▶ **EXERCISE**: Report, as a bare number, how many lines hold "allele".

▶ **DATA SUPPLIED**:
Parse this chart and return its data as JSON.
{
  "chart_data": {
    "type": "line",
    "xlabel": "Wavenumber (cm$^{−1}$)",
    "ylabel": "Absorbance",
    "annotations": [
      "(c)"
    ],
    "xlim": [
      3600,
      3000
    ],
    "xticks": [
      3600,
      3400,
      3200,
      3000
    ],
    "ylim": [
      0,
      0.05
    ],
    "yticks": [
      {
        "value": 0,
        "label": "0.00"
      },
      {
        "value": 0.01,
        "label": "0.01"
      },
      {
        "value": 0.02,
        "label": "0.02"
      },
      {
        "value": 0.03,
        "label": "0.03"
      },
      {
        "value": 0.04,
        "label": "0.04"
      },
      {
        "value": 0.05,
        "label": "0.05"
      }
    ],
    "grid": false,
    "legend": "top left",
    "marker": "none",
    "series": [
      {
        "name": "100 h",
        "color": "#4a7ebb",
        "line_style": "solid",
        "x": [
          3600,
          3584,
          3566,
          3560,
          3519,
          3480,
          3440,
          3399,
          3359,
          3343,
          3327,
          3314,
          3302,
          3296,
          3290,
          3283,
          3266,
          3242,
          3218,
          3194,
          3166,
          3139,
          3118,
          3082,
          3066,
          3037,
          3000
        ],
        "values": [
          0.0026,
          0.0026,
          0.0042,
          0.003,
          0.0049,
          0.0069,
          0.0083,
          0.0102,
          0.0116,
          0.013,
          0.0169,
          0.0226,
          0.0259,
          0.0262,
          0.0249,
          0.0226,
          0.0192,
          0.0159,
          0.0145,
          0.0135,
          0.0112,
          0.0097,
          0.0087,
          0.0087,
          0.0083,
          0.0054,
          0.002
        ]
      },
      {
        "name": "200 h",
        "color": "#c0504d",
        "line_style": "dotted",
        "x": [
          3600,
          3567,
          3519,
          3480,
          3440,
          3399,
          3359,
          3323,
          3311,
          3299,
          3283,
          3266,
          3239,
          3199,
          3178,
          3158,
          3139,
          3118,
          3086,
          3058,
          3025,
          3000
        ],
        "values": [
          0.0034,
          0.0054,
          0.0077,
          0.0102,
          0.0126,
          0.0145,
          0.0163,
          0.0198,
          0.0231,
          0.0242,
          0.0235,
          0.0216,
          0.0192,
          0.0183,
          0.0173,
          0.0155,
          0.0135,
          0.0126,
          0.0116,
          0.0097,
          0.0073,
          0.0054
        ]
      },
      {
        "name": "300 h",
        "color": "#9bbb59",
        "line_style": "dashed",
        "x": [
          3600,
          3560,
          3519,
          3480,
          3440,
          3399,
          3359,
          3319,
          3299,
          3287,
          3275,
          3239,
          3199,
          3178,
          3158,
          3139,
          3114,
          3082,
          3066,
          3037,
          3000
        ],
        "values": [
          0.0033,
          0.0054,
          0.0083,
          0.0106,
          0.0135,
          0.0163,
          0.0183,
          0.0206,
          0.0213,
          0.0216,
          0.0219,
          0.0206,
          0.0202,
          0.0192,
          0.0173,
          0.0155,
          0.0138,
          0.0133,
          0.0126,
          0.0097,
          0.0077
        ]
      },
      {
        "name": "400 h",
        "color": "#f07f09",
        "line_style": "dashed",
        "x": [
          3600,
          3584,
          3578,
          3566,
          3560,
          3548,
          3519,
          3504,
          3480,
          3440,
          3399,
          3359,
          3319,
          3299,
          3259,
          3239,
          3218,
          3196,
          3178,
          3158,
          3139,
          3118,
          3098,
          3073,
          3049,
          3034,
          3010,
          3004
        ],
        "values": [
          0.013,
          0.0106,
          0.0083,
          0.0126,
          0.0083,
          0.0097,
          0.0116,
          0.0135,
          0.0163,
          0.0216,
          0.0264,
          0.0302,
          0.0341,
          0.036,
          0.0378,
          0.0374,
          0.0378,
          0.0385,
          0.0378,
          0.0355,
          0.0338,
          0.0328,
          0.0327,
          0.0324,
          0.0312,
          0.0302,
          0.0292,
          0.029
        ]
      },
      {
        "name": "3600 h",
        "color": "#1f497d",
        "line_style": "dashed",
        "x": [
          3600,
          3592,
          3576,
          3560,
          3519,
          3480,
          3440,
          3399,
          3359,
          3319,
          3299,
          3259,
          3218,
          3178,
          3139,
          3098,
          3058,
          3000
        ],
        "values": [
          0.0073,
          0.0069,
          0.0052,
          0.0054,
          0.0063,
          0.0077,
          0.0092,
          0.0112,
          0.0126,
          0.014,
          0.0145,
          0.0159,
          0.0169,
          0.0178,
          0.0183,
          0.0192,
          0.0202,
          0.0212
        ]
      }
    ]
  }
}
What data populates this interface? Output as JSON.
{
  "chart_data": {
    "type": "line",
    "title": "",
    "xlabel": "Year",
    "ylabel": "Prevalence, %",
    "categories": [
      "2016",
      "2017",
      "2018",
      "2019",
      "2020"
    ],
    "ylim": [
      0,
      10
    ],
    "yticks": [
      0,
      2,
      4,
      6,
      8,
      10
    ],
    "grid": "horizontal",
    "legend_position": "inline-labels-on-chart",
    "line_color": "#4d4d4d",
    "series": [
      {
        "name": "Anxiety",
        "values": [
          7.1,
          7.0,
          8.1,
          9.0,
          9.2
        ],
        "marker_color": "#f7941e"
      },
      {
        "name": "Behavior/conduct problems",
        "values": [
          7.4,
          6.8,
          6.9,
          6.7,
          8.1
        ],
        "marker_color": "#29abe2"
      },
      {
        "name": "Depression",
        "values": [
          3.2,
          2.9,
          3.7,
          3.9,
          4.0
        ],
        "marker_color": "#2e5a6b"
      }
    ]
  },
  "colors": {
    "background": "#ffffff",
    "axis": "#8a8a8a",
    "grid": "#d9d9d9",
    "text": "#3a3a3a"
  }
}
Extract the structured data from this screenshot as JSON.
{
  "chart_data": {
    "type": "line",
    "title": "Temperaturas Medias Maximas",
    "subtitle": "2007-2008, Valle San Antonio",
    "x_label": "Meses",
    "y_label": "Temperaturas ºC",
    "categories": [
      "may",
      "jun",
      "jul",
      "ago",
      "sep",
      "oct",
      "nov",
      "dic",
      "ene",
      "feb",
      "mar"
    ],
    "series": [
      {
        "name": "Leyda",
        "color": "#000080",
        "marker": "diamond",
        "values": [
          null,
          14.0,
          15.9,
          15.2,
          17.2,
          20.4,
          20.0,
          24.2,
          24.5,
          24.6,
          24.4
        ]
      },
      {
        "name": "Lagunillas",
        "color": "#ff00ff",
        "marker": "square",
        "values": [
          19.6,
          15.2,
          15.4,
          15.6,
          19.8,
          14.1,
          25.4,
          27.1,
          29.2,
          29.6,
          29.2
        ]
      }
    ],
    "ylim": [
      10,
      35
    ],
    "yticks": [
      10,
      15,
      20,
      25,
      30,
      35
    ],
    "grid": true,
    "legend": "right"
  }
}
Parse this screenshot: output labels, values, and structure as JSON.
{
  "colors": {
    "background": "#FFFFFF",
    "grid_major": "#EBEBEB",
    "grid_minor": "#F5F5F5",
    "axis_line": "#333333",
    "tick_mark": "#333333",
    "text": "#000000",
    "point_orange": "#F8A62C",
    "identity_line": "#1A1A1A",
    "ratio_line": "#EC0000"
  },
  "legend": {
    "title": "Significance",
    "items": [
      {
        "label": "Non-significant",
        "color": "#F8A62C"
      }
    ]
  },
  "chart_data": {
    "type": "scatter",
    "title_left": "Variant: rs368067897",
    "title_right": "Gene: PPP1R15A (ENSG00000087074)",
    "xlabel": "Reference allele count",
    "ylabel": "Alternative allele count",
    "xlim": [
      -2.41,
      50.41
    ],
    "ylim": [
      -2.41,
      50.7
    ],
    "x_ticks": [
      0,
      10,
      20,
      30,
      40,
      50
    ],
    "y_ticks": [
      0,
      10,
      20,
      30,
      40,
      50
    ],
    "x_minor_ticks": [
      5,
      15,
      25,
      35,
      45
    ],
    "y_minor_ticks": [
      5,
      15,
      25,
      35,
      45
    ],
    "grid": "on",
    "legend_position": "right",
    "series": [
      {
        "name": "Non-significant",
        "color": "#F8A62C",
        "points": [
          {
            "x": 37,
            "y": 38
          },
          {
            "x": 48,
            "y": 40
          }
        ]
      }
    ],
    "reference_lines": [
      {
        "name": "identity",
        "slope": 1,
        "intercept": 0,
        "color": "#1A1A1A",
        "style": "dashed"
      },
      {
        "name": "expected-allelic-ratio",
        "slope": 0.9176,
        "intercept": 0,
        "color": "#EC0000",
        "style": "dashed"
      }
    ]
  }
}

▶ **CORRECT RESPONSE**: 2